## Task
Scan the entries below and extract each line with the word "倍とサンミネーラ" in it.
═════ Data listing ═════
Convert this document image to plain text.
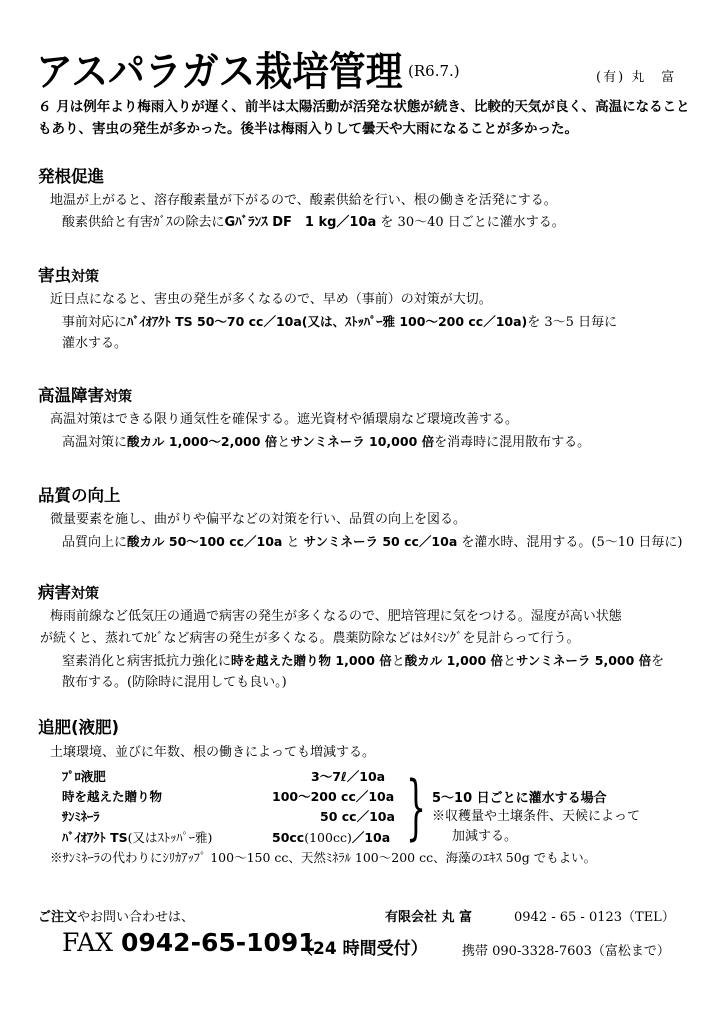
アスパラガス栽培管理 (R6.7.)	(有) 丸　富
６ 月は例年より梅雨入りが遅く、前半は太陽活動が活発な状態が続き、比較的天気が良く、高温になることもあり、害虫の発生が多かった。後半は梅雨入りして曇天や大雨になることが多かった。
発根促進
地温が上がると、溶存酸素量が下がるので、酸素供給を行い、根の働きを活発にする。
酸素供給と有害ｶﾞｽの除去にGﾊﾞﾗﾝｽ DF　1 kg／10a を 30～40 日ごとに灌水する。
害虫対策
近日点になると、害虫の発生が多くなるので、早め（事前）の対策が大切。
事前対応にﾊﾞｲｵｱｸﾄ TS 50～70 cc／10a(又は、ｽﾄｯﾊﾟｰ雅 100～200 cc／10a)を 3～5 日毎に
灌水する。
高温障害対策
高温対策はできる限り通気性を確保する。遮光資材や循環扇など環境改善する。
高温対策に酸カル 1,000～2,000 倍とサンミネーラ 10,000 倍を消毒時に混用散布する。
品質の向上
微量要素を施し、曲がりや偏平などの対策を行い、品質の向上を図る。
品質向上に酸カル 50～100 cc／10a と サンミネーラ 50 cc／10a を灌水時、混用する。(5～10 日毎に)
病害対策
梅雨前線など低気圧の通過で病害の発生が多くなるので、肥培管理に気をつける。湿度が高い状態
が続くと、蒸れてｶﾋﾞなど病害の発生が多くなる。農薬防除などはﾀｲﾐﾝｸﾞを見計らって行う。
窒素消化と病害抵抗力強化に時を越えた贈り物 1,000 倍と酸カル 1,000 倍とサンミネーラ 5,000 倍を
散布する。(防除時に混用しても良い。)
追肥(液肥)
土壌環境、並びに年数、根の働きによっても増減する。
ﾌﾟﾛ液肥	3～7ℓ／10a
時を越えた贈り物	100～200 cc／10a
ｻﾝﾐﾈｰﾗ	50 cc／10a
ﾊﾞｲｵｱｸﾄ TS(又はｽﾄｯﾊﾟｰ雅)	50cc(100cc)／10a } 5～10 日ごとに灌水する場合
※収穫量や土壌条件、天候によって
加減する。
※ｻﾝﾐﾈｰﾗの代わりにｼﾘｶｱｯﾌﾟ 100～150 cc、天然ﾐﾈﾗﾙ 100～200 cc、海藻のｴｷｽ 50g でもよい。
ご注文やお問い合わせは、	有限会社 丸 富	0942 - 65 - 0123（TEL）
FAX 0942-65-1091
（24 時間受付）	携帯 090-3328-7603（富松まで）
═════
## Completed exercise
高温対策に酸カル 1,000～2,000 倍とサンミネーラ 10,000 倍を消毒時に混用散布する。
窒素消化と病害抵抗力強化に時を越えた贈り物 1,000 倍と酸カル 1,000 倍とサンミネーラ 5,000 倍を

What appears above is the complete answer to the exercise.